Why Safaree Is Everyone’s Lame Ex-Boyfriend

August 22, 2016  |  

Safaree Samuels

Winston Burris/WENN.com

The Love and Hip Hop franchise is bursting with life lessons. For instance, your scorned homegirl will ruin your product launch, a “sit-down to clear the air” will always end in a brawl, and studio sessions don’t actually yield new music. The first episode of Love and Hip Hop Hollywood, however, treated me to a different lesson. Safaree Samuels was the harbinger of that truth.

For those who don’t care know, Samuels is a New York rapper and the former boyfriend of Nicki Minaj. The two were together for over a decade, and their breakup was messy (he spent some time claiming to have written most of her catalog). Samuels is now the newest cast member on Love and Hip Hop Hollywood (and the love interest of Nikki Mudarris).

Though sweet Safaree Samuels wasn’t in the premiere episode of Love and Hip Hop Hollywood last Monday, (only the teaser at the end), he did manage to light up the screen during the after-show. How do I know this? Because I diligently sat through the entire thing (don’t judge me). As I sat there, held captive by my own bad taste in TV, I was initially taken with Samuels as he babbled incoherently about Ray J’s wedding. I was captivated as he waved at the camera and uttered the words, “Hey Meek, how ya doin?”  I was deeply confused as he stroked his fur coat (it’s August) while mugging for the camera.
..........
[Exercise requirements]:
Please summarize the piece on Safaree Samuels in two sentences.

[Available data]:
..........
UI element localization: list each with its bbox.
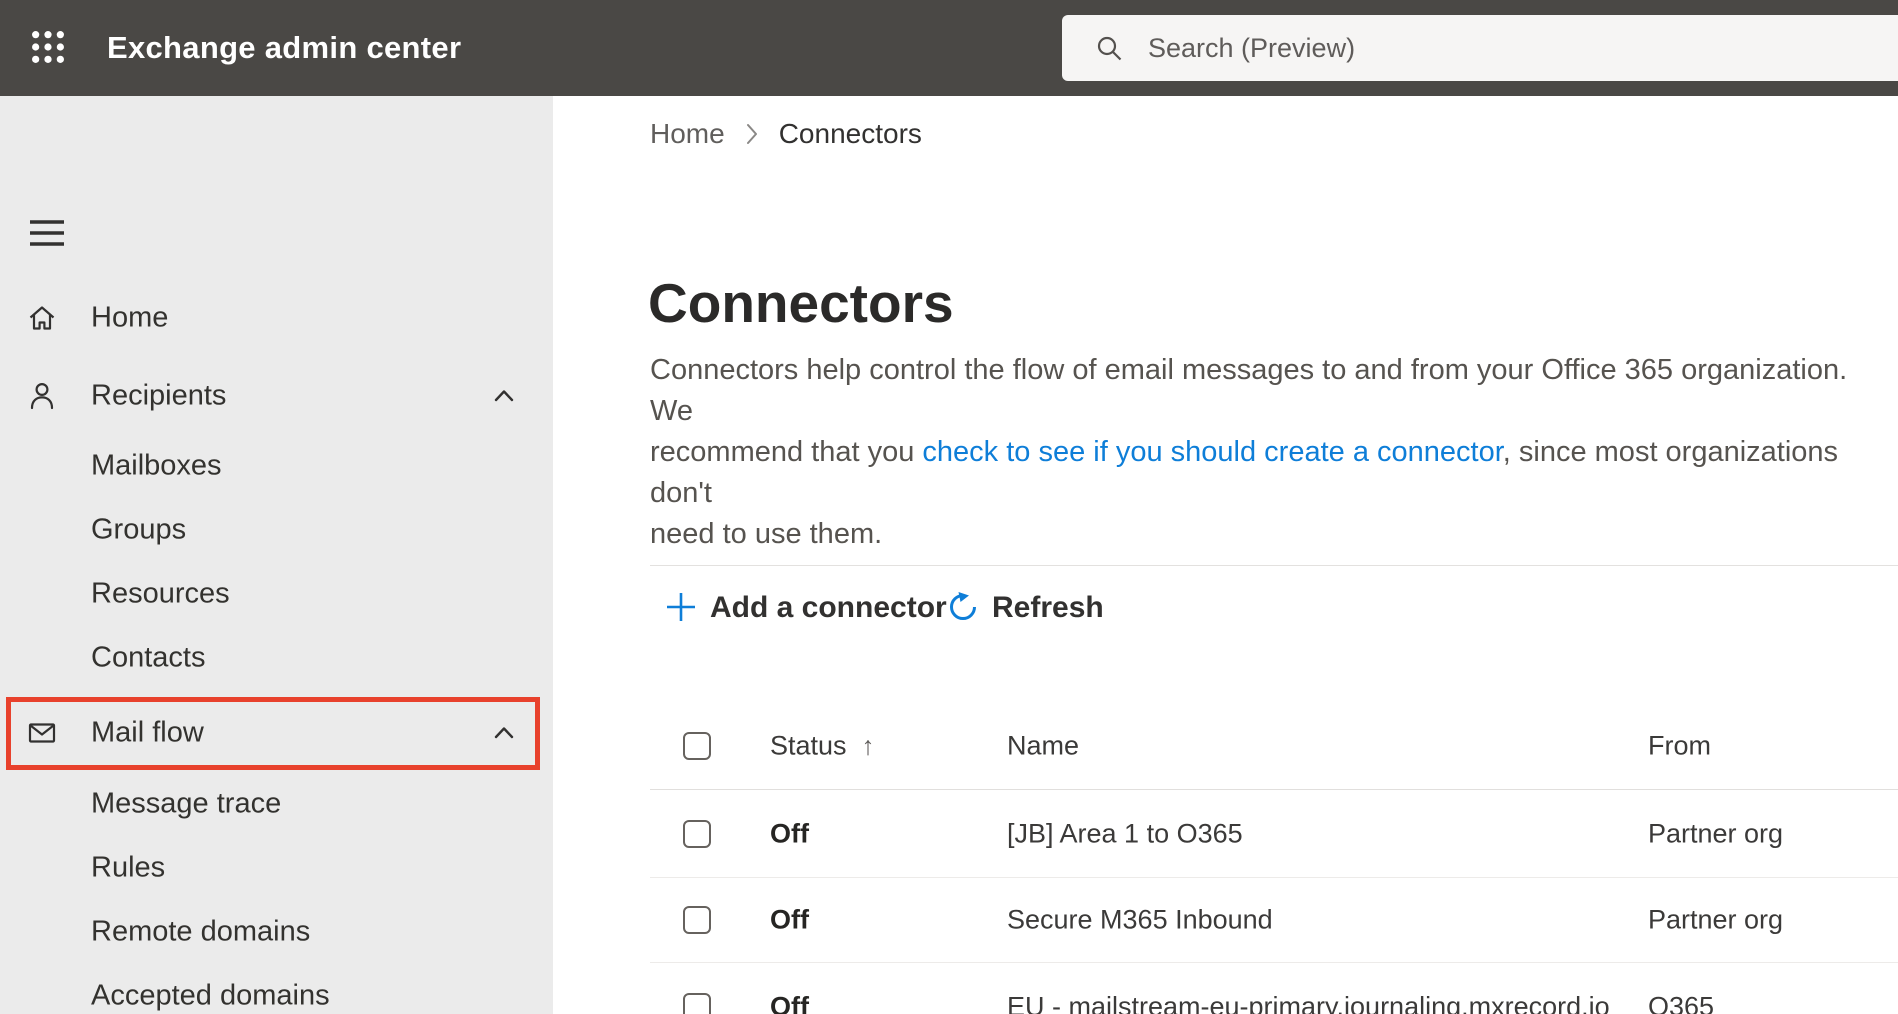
..........
[Task result]:
Safaree Samuels, a New York rapper who dated Nicki Minaj for over a decade before a messy breakup, is now the newest cast member on Love and Hip Hop Hollywood. He appeared only in the teaser at the end of the premiere, but during the after-show he babbled about Ray J's wedding, greeted Meek on camera, and stroked his fur coat in August while mugging for the camera.